— begin MATERIAL FOR THE TASK —
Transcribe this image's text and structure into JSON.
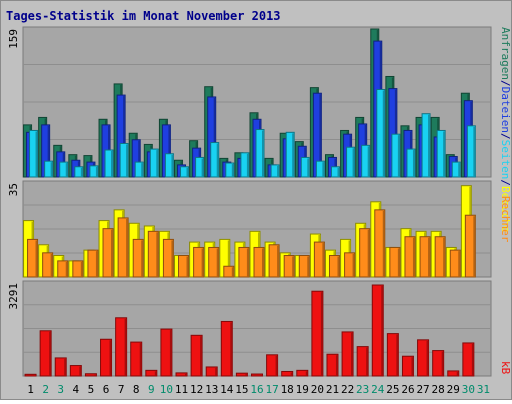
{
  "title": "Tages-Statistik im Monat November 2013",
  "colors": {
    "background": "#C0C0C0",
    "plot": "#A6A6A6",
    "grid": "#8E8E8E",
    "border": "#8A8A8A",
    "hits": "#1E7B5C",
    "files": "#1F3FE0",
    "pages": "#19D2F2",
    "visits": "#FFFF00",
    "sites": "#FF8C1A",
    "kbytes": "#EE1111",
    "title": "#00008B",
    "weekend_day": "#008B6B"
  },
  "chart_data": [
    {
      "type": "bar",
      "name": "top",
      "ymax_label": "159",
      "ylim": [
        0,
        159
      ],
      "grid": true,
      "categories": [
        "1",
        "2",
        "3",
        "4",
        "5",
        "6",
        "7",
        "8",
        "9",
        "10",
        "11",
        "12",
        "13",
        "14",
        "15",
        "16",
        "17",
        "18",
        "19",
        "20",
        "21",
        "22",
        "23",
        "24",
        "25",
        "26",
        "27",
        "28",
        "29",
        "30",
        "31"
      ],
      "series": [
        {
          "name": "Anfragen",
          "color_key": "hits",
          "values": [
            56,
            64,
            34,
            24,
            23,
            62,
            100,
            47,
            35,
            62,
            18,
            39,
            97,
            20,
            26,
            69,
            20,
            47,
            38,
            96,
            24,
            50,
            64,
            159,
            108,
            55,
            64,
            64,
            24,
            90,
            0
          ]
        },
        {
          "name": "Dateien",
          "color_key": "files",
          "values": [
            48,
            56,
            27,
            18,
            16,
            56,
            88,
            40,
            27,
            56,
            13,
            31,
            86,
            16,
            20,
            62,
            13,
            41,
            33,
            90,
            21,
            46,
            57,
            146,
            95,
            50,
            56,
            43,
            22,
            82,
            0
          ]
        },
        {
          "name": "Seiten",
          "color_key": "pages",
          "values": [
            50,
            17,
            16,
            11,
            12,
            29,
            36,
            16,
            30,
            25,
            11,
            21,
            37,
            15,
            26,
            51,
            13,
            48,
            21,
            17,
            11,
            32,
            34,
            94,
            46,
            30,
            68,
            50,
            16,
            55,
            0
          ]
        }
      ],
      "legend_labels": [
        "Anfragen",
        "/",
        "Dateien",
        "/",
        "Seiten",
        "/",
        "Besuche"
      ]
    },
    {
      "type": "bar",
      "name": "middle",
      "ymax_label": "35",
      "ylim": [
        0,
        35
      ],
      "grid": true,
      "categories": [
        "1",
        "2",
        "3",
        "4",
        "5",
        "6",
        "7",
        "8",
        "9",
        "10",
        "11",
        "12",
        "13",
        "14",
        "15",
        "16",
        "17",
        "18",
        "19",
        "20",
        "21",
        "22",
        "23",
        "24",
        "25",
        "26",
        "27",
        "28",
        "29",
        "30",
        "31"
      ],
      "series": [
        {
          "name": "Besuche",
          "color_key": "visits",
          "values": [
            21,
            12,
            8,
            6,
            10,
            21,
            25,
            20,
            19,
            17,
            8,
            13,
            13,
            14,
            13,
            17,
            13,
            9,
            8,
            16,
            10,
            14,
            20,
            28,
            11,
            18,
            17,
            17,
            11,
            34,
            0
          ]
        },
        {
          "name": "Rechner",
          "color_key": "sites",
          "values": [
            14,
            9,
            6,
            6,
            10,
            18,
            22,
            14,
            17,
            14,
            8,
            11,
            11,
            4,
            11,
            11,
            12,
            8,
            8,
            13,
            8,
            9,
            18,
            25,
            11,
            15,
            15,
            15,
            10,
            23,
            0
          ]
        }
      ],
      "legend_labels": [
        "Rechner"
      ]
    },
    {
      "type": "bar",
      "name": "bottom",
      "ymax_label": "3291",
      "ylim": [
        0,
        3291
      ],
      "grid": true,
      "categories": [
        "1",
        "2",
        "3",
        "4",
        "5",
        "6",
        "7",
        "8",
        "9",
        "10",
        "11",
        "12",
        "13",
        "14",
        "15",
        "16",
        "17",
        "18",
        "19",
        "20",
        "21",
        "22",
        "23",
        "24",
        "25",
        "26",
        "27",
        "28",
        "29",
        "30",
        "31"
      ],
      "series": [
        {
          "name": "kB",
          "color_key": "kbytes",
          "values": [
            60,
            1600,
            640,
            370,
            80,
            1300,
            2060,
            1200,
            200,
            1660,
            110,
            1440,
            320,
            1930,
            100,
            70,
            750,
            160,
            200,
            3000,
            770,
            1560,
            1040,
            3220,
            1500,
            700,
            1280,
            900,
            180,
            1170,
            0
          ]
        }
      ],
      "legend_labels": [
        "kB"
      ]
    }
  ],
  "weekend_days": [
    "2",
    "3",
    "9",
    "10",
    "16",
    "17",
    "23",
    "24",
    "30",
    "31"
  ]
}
— end MATERIAL FOR THE TASK —
#### TASK TO COMPLETE
Extract the entries in full, exactly as they are, minus the pictures.

#### REPLY
Transcribe this image's text and structure into JSON.
{
  "title": "Tages-Statistik im Monat November 2013",
  "colors": {
    "background": "#C0C0C0",
    "plot": "#A6A6A6",
    "grid": "#8E8E8E",
    "border": "#8A8A8A",
    "hits": "#1E7B5C",
    "files": "#1F3FE0",
    "pages": "#19D2F2",
    "visits": "#FFFF00",
    "sites": "#FF8C1A",
    "kbytes": "#EE1111",
    "title": "#00008B",
    "weekend_day": "#008B6B"
  },
  "chart_data": [
    {
      "type": "bar",
      "name": "top",
      "ymax_label": "159",
      "ylim": [
        0,
        159
      ],
      "grid": true,
      "categories": [
        "1",
        "2",
        "3",
        "4",
        "5",
        "6",
        "7",
        "8",
        "9",
        "10",
        "11",
        "12",
        "13",
        "14",
        "15",
        "16",
        "17",
        "18",
        "19",
        "20",
        "21",
        "22",
        "23",
        "24",
        "25",
        "26",
        "27",
        "28",
        "29",
        "30",
        "31"
      ],
      "series": [
        {
          "name": "Anfragen",
          "color_key": "hits",
          "values": [
            56,
            64,
            34,
            24,
            23,
            62,
            100,
            47,
            35,
            62,
            18,
            39,
            97,
            20,
            26,
            69,
            20,
            47,
            38,
            96,
            24,
            50,
            64,
            159,
            108,
            55,
            64,
            64,
            24,
            90,
            0
          ]
        },
        {
          "name": "Dateien",
          "color_key": "files",
          "values": [
            48,
            56,
            27,
            18,
            16,
            56,
            88,
            40,
            27,
            56,
            13,
            31,
            86,
            16,
            20,
            62,
            13,
            41,
            33,
            90,
            21,
            46,
            57,
            146,
            95,
            50,
            56,
            43,
            22,
            82,
            0
          ]
        },
        {
          "name": "Seiten",
          "color_key": "pages",
          "values": [
            50,
            17,
            16,
            11,
            12,
            29,
            36,
            16,
            30,
            25,
            11,
            21,
            37,
            15,
            26,
            51,
            13,
            48,
            21,
            17,
            11,
            32,
            34,
            94,
            46,
            30,
            68,
            50,
            16,
            55,
            0
          ]
        }
      ],
      "legend_labels": [
        "Anfragen",
        "/",
        "Dateien",
        "/",
        "Seiten",
        "/",
        "Besuche"
      ]
    },
    {
      "type": "bar",
      "name": "middle",
      "ymax_label": "35",
      "ylim": [
        0,
        35
      ],
      "grid": true,
      "categories": [
        "1",
        "2",
        "3",
        "4",
        "5",
        "6",
        "7",
        "8",
        "9",
        "10",
        "11",
        "12",
        "13",
        "14",
        "15",
        "16",
        "17",
        "18",
        "19",
        "20",
        "21",
        "22",
        "23",
        "24",
        "25",
        "26",
        "27",
        "28",
        "29",
        "30",
        "31"
      ],
      "series": [
        {
          "name": "Besuche",
          "color_key": "visits",
          "values": [
            21,
            12,
            8,
            6,
            10,
            21,
            25,
            20,
            19,
            17,
            8,
            13,
            13,
            14,
            13,
            17,
            13,
            9,
            8,
            16,
            10,
            14,
            20,
            28,
            11,
            18,
            17,
            17,
            11,
            34,
            0
          ]
        },
        {
          "name": "Rechner",
          "color_key": "sites",
          "values": [
            14,
            9,
            6,
            6,
            10,
            18,
            22,
            14,
            17,
            14,
            8,
            11,
            11,
            4,
            11,
            11,
            12,
            8,
            8,
            13,
            8,
            9,
            18,
            25,
            11,
            15,
            15,
            15,
            10,
            23,
            0
          ]
        }
      ],
      "legend_labels": [
        "Rechner"
      ]
    },
    {
      "type": "bar",
      "name": "bottom",
      "ymax_label": "3291",
      "ylim": [
        0,
        3291
      ],
      "grid": true,
      "categories": [
        "1",
        "2",
        "3",
        "4",
        "5",
        "6",
        "7",
        "8",
        "9",
        "10",
        "11",
        "12",
        "13",
        "14",
        "15",
        "16",
        "17",
        "18",
        "19",
        "20",
        "21",
        "22",
        "23",
        "24",
        "25",
        "26",
        "27",
        "28",
        "29",
        "30",
        "31"
      ],
      "series": [
        {
          "name": "kB",
          "color_key": "kbytes",
          "values": [
            60,
            1600,
            640,
            370,
            80,
            1300,
            2060,
            1200,
            200,
            1660,
            110,
            1440,
            320,
            1930,
            100,
            70,
            750,
            160,
            200,
            3000,
            770,
            1560,
            1040,
            3220,
            1500,
            700,
            1280,
            900,
            180,
            1170,
            0
          ]
        }
      ],
      "legend_labels": [
        "kB"
      ]
    }
  ],
  "weekend_days": [
    "2",
    "3",
    "9",
    "10",
    "16",
    "17",
    "23",
    "24",
    "30",
    "31"
  ]
}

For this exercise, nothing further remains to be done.